**TASK BRIEF**
Please output these lines exactly as they are, leaving the pictures out of your answer.

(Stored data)
= = = =

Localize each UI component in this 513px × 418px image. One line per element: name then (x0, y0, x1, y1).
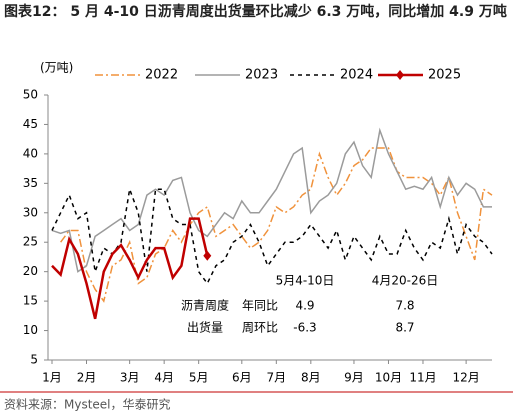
legend-label: 2022 (145, 68, 178, 83)
x-tick-label: 8月 (301, 371, 321, 385)
y-tick-label: 25 (23, 235, 38, 249)
annotation-cell: -6.3 (293, 321, 316, 335)
legend-label: 2023 (245, 68, 278, 83)
series-marker (203, 250, 212, 261)
x-tick-label: 1月 (42, 371, 62, 385)
chart-title: 图表12： 5 月 4-10 日沥青周度出货量环比减少 6.3 万吨，同比增加 … (4, 4, 507, 20)
series-line (51, 127, 492, 273)
x-tick-label: 7月 (266, 371, 286, 385)
x-tick-label: 6月 (232, 371, 252, 385)
legend-label: 2025 (428, 68, 461, 83)
source: 资料来源：Mysteel，华泰研究 (4, 397, 171, 412)
annotation-cell: 出货量 (187, 320, 223, 335)
annotation-cell: 7.8 (395, 299, 414, 313)
legend-label: 2024 (340, 68, 373, 83)
x-tick-label: 9月 (344, 371, 364, 385)
annotation-header: 5月4-10日 (276, 274, 335, 288)
annotation-cell: 周环比 (242, 321, 278, 335)
x-tick-label: 3月 (120, 371, 140, 385)
x-tick-label: 12月 (452, 371, 479, 385)
annotation-cell: 4.9 (295, 299, 314, 313)
annotation-header: 4月20-26日 (372, 274, 439, 288)
y-tick-label: 5 (30, 353, 38, 367)
y-tick-label: 30 (23, 205, 38, 219)
x-tick-label: 4月 (154, 371, 174, 385)
y-tick-label: 35 (23, 176, 38, 190)
y-tick-label: 10 (23, 323, 38, 337)
legend-marker (396, 70, 404, 80)
annotation-cell: 沥青周度 (181, 298, 229, 313)
x-tick-label: 11月 (409, 371, 436, 385)
x-tick-label: 5月 (189, 371, 209, 385)
y-tick-label: 40 (23, 146, 38, 160)
y-unit: (万吨) (40, 61, 73, 75)
y-tick-label: 15 (23, 294, 38, 308)
title-box: 图表12： 5 月 4-10 日沥青周度出货量环比减少 6.3 万吨，同比增加 … (4, 4, 507, 20)
series-line (60, 147, 493, 303)
series-line (51, 217, 209, 320)
x-tick-label: 10月 (375, 371, 402, 385)
x-tick-label: 2月 (77, 371, 97, 385)
y-tick-label: 45 (23, 117, 38, 131)
series-line (51, 186, 493, 285)
y-tick-label: 50 (23, 88, 38, 102)
annotation-cell: 8.7 (395, 321, 414, 335)
annotation-cell: 年同比 (242, 299, 278, 313)
y-tick-label: 20 (23, 264, 38, 278)
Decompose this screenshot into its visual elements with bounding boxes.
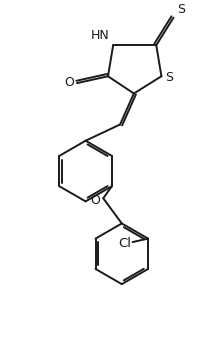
- Text: HN: HN: [91, 29, 110, 42]
- Text: S: S: [166, 72, 174, 85]
- Text: S: S: [177, 3, 185, 16]
- Text: Cl: Cl: [118, 237, 131, 250]
- Text: O: O: [91, 193, 100, 206]
- Text: O: O: [64, 76, 74, 89]
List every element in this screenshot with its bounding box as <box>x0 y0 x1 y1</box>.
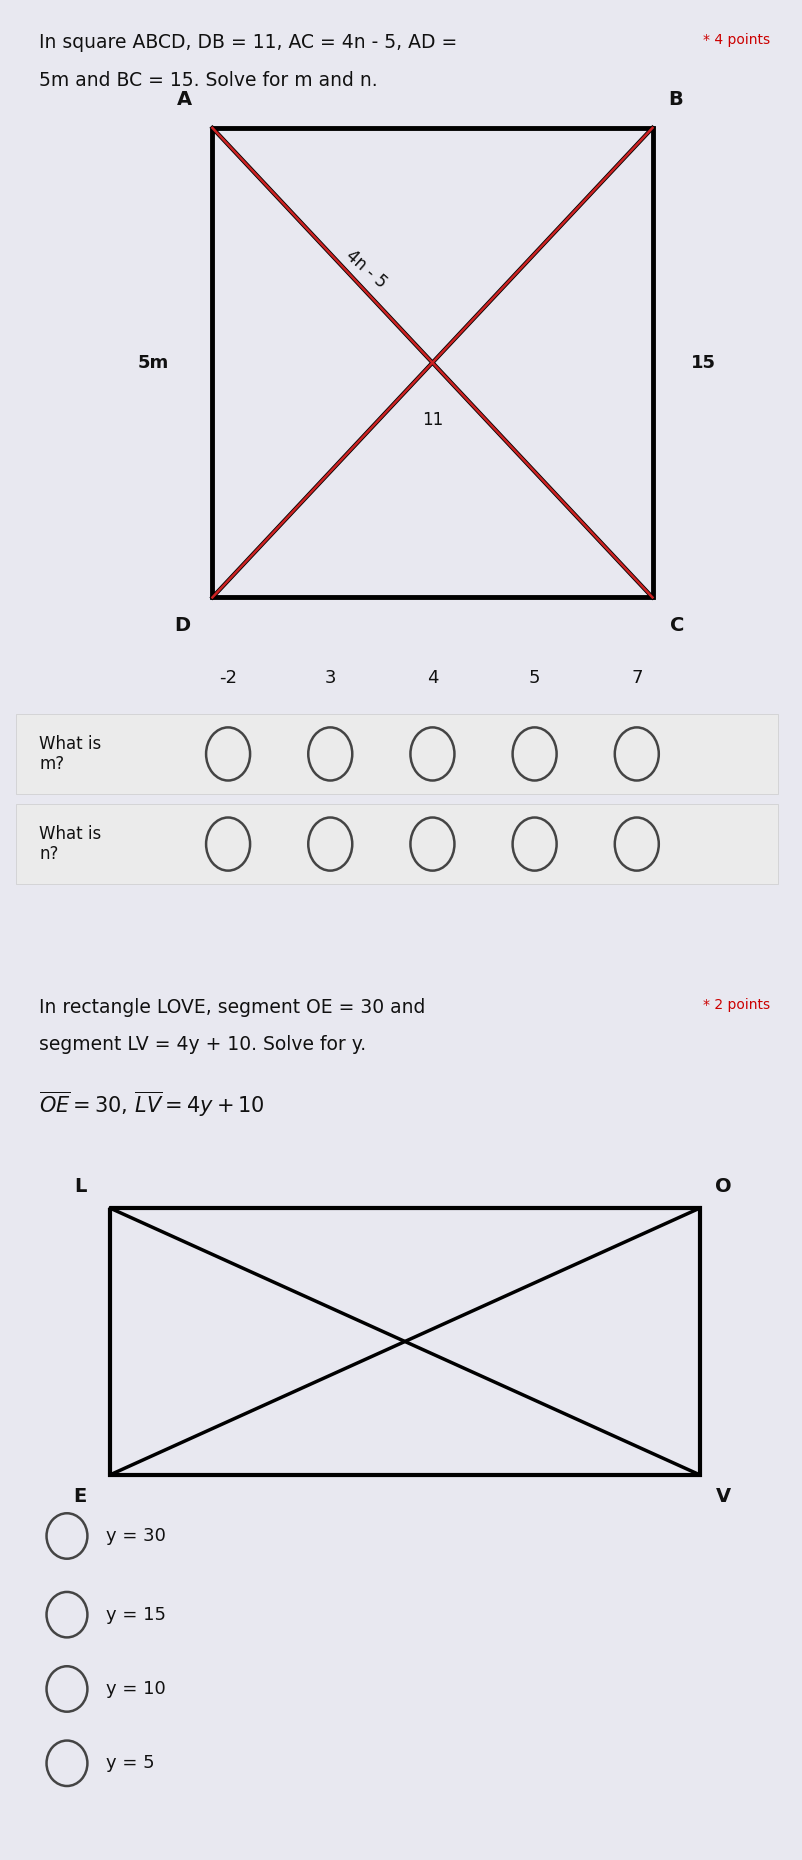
Text: 4n - 5: 4n - 5 <box>342 246 391 292</box>
Text: 3: 3 <box>325 670 336 686</box>
Text: y = 15: y = 15 <box>106 1605 166 1624</box>
Text: D: D <box>175 616 191 636</box>
Text: B: B <box>669 89 683 110</box>
FancyBboxPatch shape <box>16 804 778 884</box>
Text: y = 10: y = 10 <box>106 1680 166 1698</box>
Text: $\overline{OE}=30,\,\overline{LV}=4y+10$: $\overline{OE}=30,\,\overline{LV}=4y+10$ <box>39 1090 265 1120</box>
Text: O: O <box>715 1177 731 1196</box>
Text: 5: 5 <box>529 670 541 686</box>
Text: What is
n?: What is n? <box>39 824 102 863</box>
Text: y = 30: y = 30 <box>106 1527 166 1546</box>
Text: In rectangle LOVE, segment OE = 30 and: In rectangle LOVE, segment OE = 30 and <box>39 999 426 1017</box>
Text: In square ABCD, DB = 11, AC = 4n - 5, AD =: In square ABCD, DB = 11, AC = 4n - 5, AD… <box>39 33 458 52</box>
Text: What is
m?: What is m? <box>39 735 102 774</box>
Text: 11: 11 <box>422 411 443 428</box>
FancyBboxPatch shape <box>16 714 778 794</box>
Text: * 2 points: * 2 points <box>703 999 771 1012</box>
Text: y = 5: y = 5 <box>106 1754 155 1773</box>
Text: -2: -2 <box>219 670 237 686</box>
Text: C: C <box>670 616 685 636</box>
Text: segment LV = 4y + 10. Solve for y.: segment LV = 4y + 10. Solve for y. <box>39 1034 367 1055</box>
Text: E: E <box>74 1488 87 1507</box>
Text: 5m: 5m <box>138 353 169 372</box>
Text: 7: 7 <box>631 670 642 686</box>
Text: L: L <box>74 1177 87 1196</box>
Text: 5m and BC = 15. Solve for m and n.: 5m and BC = 15. Solve for m and n. <box>39 71 378 89</box>
Text: 4: 4 <box>427 670 438 686</box>
Text: 15: 15 <box>691 353 716 372</box>
Text: A: A <box>177 89 192 110</box>
Text: V: V <box>715 1488 731 1507</box>
Text: * 4 points: * 4 points <box>703 33 771 46</box>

= = = =

**WRITTEN SOLUTION**
Localize each UI component in this 513px × 418px image. One line per element: name then (x0, y0, x1, y1).
legend-label: 2022 (145, 68, 178, 83)
x-tick-label: 8月 (301, 371, 321, 385)
y-tick-label: 25 (23, 235, 38, 249)
annotation-cell: -6.3 (293, 321, 316, 335)
legend-label: 2023 (245, 68, 278, 83)
series-marker (203, 250, 212, 261)
x-tick-label: 1月 (42, 371, 62, 385)
chart-title: 图表12： 5 月 4-10 日沥青周度出货量环比减少 6.3 万吨，同比增加 … (4, 4, 507, 20)
series-line (51, 127, 492, 273)
x-tick-label: 7月 (266, 371, 286, 385)
x-tick-label: 6月 (232, 371, 252, 385)
legend-label: 2025 (428, 68, 461, 83)
source: 资料来源：Mysteel，华泰研究 (4, 397, 171, 412)
annotation-cell: 出货量 (187, 320, 223, 335)
annotation-cell: 7.8 (395, 299, 414, 313)
legend-label: 2024 (340, 68, 373, 83)
x-tick-label: 9月 (344, 371, 364, 385)
annotation-header: 5月4-10日 (276, 274, 335, 288)
annotation-cell: 周环比 (242, 321, 278, 335)
x-tick-label: 3月 (120, 371, 140, 385)
x-tick-label: 12月 (452, 371, 479, 385)
annotation-cell: 4.9 (295, 299, 314, 313)
annotation-header: 4月20-26日 (372, 274, 439, 288)
y-tick-label: 5 (30, 353, 38, 367)
y-tick-label: 30 (23, 205, 38, 219)
x-tick-label: 4月 (154, 371, 174, 385)
y-tick-label: 35 (23, 176, 38, 190)
y-tick-label: 10 (23, 323, 38, 337)
legend-marker (396, 70, 404, 80)
annotation-cell: 沥青周度 (181, 298, 229, 313)
x-tick-label: 11月 (409, 371, 436, 385)
x-tick-label: 5月 (189, 371, 209, 385)
y-tick-label: 40 (23, 146, 38, 160)
y-unit: (万吨) (40, 61, 73, 75)
y-tick-label: 15 (23, 294, 38, 308)
title-box: 图表12： 5 月 4-10 日沥青周度出货量环比减少 6.3 万吨，同比增加 … (4, 4, 507, 20)
series-line (60, 147, 493, 303)
series-line (51, 217, 209, 320)
x-tick-label: 10月 (375, 371, 402, 385)
x-tick-label: 2月 (77, 371, 97, 385)
y-tick-label: 45 (23, 117, 38, 131)
series-line (51, 186, 493, 285)
y-tick-label: 50 (23, 88, 38, 102)
annotation-cell: 8.7 (395, 321, 414, 335)
annotation-cell: 年同比 (242, 299, 278, 313)
y-tick-label: 20 (23, 264, 38, 278)
Decompose this screenshot into its visual elements with bounding boxes.
- Text: HN: HN: [91, 29, 110, 42]
- Text: S: S: [166, 72, 174, 85]
- Text: S: S: [177, 3, 185, 16]
- Text: Cl: Cl: [118, 237, 131, 250]
- Text: O: O: [91, 193, 100, 206]
- Text: O: O: [64, 76, 74, 89]
List every element in this screenshot with its bounding box as <box>x0 y0 x1 y1</box>.
Text: 4n - 5: 4n - 5 <box>342 246 391 292</box>
Text: 3: 3 <box>325 670 336 686</box>
Text: y = 15: y = 15 <box>106 1605 166 1624</box>
Text: D: D <box>175 616 191 636</box>
Text: B: B <box>669 89 683 110</box>
FancyBboxPatch shape <box>16 804 778 884</box>
Text: y = 10: y = 10 <box>106 1680 166 1698</box>
Text: $\overline{OE}=30,\,\overline{LV}=4y+10$: $\overline{OE}=30,\,\overline{LV}=4y+10$ <box>39 1090 265 1120</box>
Text: O: O <box>715 1177 731 1196</box>
Text: 5: 5 <box>529 670 541 686</box>
Text: What is
n?: What is n? <box>39 824 102 863</box>
Text: y = 30: y = 30 <box>106 1527 166 1546</box>
Text: In rectangle LOVE, segment OE = 30 and: In rectangle LOVE, segment OE = 30 and <box>39 999 426 1017</box>
Text: In square ABCD, DB = 11, AC = 4n - 5, AD =: In square ABCD, DB = 11, AC = 4n - 5, AD… <box>39 33 458 52</box>
Text: What is
m?: What is m? <box>39 735 102 774</box>
Text: 11: 11 <box>422 411 443 428</box>
FancyBboxPatch shape <box>16 714 778 794</box>
Text: * 2 points: * 2 points <box>703 999 771 1012</box>
Text: y = 5: y = 5 <box>106 1754 155 1773</box>
Text: -2: -2 <box>219 670 237 686</box>
Text: C: C <box>670 616 685 636</box>
Text: segment LV = 4y + 10. Solve for y.: segment LV = 4y + 10. Solve for y. <box>39 1034 367 1055</box>
Text: E: E <box>74 1488 87 1507</box>
Text: 5m: 5m <box>138 353 169 372</box>
Text: 7: 7 <box>631 670 642 686</box>
Text: L: L <box>74 1177 87 1196</box>
Text: 5m and BC = 15. Solve for m and n.: 5m and BC = 15. Solve for m and n. <box>39 71 378 89</box>
Text: 4: 4 <box>427 670 438 686</box>
Text: 15: 15 <box>691 353 716 372</box>
Text: A: A <box>177 89 192 110</box>
Text: V: V <box>715 1488 731 1507</box>
Text: * 4 points: * 4 points <box>703 33 771 46</box>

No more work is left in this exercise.